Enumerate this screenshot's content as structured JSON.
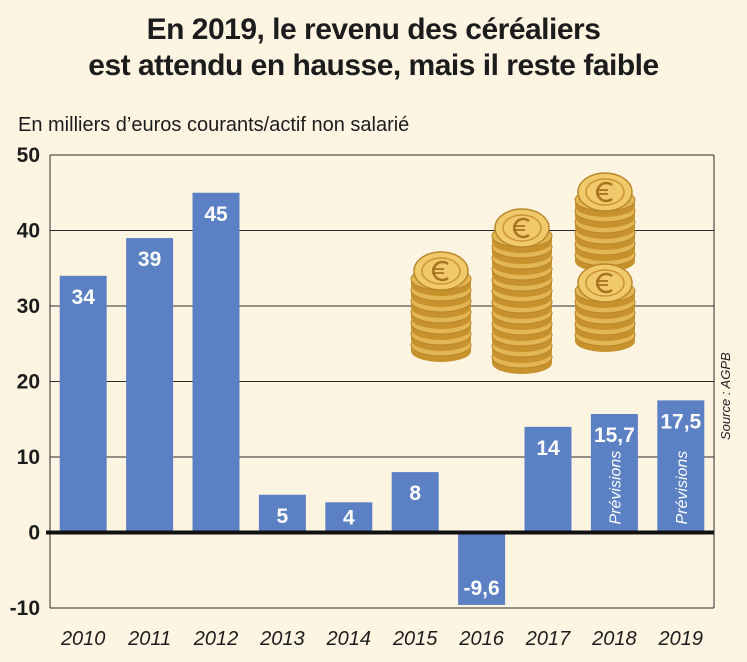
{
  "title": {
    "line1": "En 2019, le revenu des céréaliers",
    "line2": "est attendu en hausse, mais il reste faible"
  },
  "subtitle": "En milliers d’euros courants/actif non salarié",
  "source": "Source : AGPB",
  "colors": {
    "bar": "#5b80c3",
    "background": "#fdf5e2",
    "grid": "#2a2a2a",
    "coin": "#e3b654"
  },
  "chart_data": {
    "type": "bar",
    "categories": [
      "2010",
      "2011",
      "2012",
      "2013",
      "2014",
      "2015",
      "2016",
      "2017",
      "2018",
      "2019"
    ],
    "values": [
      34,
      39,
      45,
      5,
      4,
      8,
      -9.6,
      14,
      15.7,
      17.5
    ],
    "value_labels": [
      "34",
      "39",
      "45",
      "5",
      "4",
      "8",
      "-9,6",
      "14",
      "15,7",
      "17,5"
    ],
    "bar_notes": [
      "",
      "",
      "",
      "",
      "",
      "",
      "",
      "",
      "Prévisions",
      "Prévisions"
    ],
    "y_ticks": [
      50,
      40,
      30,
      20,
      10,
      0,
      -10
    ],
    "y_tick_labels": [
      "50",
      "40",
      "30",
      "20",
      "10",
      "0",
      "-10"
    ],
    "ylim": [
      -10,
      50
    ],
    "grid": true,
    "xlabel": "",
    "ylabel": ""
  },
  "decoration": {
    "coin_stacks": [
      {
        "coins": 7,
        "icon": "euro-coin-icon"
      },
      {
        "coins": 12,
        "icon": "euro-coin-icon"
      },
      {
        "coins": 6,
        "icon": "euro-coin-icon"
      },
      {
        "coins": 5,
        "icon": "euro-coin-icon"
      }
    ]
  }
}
* * * *
Transcribe every line in the entries above, taking out only the images.

Solution below:
Enumerate this screenshot's content as structured JSON.
{
  "title": {
    "line1": "En 2019, le revenu des céréaliers",
    "line2": "est attendu en hausse, mais il reste faible"
  },
  "subtitle": "En milliers d’euros courants/actif non salarié",
  "source": "Source : AGPB",
  "colors": {
    "bar": "#5b80c3",
    "background": "#fdf5e2",
    "grid": "#2a2a2a",
    "coin": "#e3b654"
  },
  "chart_data": {
    "type": "bar",
    "categories": [
      "2010",
      "2011",
      "2012",
      "2013",
      "2014",
      "2015",
      "2016",
      "2017",
      "2018",
      "2019"
    ],
    "values": [
      34,
      39,
      45,
      5,
      4,
      8,
      -9.6,
      14,
      15.7,
      17.5
    ],
    "value_labels": [
      "34",
      "39",
      "45",
      "5",
      "4",
      "8",
      "-9,6",
      "14",
      "15,7",
      "17,5"
    ],
    "bar_notes": [
      "",
      "",
      "",
      "",
      "",
      "",
      "",
      "",
      "Prévisions",
      "Prévisions"
    ],
    "y_ticks": [
      50,
      40,
      30,
      20,
      10,
      0,
      -10
    ],
    "y_tick_labels": [
      "50",
      "40",
      "30",
      "20",
      "10",
      "0",
      "-10"
    ],
    "ylim": [
      -10,
      50
    ],
    "grid": true,
    "xlabel": "",
    "ylabel": ""
  },
  "decoration": {
    "coin_stacks": [
      {
        "coins": 7,
        "icon": "euro-coin-icon"
      },
      {
        "coins": 12,
        "icon": "euro-coin-icon"
      },
      {
        "coins": 6,
        "icon": "euro-coin-icon"
      },
      {
        "coins": 5,
        "icon": "euro-coin-icon"
      }
    ]
  }
}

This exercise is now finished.